Provided material:
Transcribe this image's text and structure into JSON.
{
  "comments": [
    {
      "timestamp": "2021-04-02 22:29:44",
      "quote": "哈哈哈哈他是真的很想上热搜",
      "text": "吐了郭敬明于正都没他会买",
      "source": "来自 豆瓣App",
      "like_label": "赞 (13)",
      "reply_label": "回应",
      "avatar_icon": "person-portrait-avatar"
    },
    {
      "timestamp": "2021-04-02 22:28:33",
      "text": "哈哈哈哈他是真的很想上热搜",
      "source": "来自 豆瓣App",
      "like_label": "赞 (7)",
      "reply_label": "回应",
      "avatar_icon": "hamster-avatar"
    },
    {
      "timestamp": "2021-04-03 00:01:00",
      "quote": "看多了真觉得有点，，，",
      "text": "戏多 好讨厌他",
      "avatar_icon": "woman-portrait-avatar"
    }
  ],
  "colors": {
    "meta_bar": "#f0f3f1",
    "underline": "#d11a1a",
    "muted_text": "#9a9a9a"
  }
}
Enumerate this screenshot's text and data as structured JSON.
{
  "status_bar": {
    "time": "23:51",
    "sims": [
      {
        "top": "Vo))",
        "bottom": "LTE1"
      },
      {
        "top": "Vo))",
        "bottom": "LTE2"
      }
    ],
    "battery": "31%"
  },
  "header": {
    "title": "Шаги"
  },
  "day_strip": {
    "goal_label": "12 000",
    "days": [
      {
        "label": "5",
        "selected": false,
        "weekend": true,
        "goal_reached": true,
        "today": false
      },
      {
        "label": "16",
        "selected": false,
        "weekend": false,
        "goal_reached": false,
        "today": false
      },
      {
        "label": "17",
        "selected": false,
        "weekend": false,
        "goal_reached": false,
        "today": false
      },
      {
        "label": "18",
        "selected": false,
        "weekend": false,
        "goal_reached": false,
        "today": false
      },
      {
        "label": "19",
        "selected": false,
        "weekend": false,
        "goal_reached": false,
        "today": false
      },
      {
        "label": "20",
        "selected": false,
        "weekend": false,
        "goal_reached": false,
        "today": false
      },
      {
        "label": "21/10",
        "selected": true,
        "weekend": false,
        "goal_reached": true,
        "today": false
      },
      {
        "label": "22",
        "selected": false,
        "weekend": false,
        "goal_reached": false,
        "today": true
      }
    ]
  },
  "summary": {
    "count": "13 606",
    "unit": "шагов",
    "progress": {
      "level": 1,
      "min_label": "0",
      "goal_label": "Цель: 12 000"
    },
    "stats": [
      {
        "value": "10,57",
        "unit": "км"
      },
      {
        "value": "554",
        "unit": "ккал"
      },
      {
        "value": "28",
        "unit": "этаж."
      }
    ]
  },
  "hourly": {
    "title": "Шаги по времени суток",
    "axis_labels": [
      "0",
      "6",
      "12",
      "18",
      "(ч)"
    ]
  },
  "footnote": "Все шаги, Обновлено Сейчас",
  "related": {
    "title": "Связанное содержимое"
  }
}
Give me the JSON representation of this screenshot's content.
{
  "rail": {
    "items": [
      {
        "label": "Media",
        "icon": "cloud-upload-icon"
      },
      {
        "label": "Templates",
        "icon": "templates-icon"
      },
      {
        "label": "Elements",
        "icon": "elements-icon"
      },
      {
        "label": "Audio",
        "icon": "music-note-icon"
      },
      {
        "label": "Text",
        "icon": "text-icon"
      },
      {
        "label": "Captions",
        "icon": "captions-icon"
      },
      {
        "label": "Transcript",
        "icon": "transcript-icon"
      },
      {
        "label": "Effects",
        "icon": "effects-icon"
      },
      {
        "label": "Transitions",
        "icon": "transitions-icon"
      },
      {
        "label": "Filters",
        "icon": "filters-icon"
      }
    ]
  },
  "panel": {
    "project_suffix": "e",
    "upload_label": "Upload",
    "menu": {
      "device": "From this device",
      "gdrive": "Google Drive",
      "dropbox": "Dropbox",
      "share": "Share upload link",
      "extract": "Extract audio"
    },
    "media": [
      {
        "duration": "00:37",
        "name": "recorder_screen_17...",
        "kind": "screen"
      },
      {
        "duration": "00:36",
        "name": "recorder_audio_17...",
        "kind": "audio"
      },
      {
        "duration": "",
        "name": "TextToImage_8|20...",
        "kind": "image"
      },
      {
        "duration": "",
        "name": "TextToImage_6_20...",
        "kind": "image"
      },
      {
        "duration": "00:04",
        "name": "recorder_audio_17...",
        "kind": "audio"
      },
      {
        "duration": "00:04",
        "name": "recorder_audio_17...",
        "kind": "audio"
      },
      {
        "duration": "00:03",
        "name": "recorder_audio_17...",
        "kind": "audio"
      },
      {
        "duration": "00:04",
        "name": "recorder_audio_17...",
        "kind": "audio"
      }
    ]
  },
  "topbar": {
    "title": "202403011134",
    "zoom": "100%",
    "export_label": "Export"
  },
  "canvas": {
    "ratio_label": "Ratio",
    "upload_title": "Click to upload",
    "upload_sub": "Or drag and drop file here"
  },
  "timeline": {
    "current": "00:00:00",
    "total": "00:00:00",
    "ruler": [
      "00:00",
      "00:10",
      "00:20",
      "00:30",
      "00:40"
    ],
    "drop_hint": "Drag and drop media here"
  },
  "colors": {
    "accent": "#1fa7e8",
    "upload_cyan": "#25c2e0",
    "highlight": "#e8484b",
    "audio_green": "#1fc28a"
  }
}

What you will do: Copy out every line of the data that includes the word "this".

Worked solution:
Transcribe this image's text and structure into JSON.
Enumerate this screenshot's text and data as structured JSON.
Give me the JSON representation of this screenshot's content.
      "device": "From this device",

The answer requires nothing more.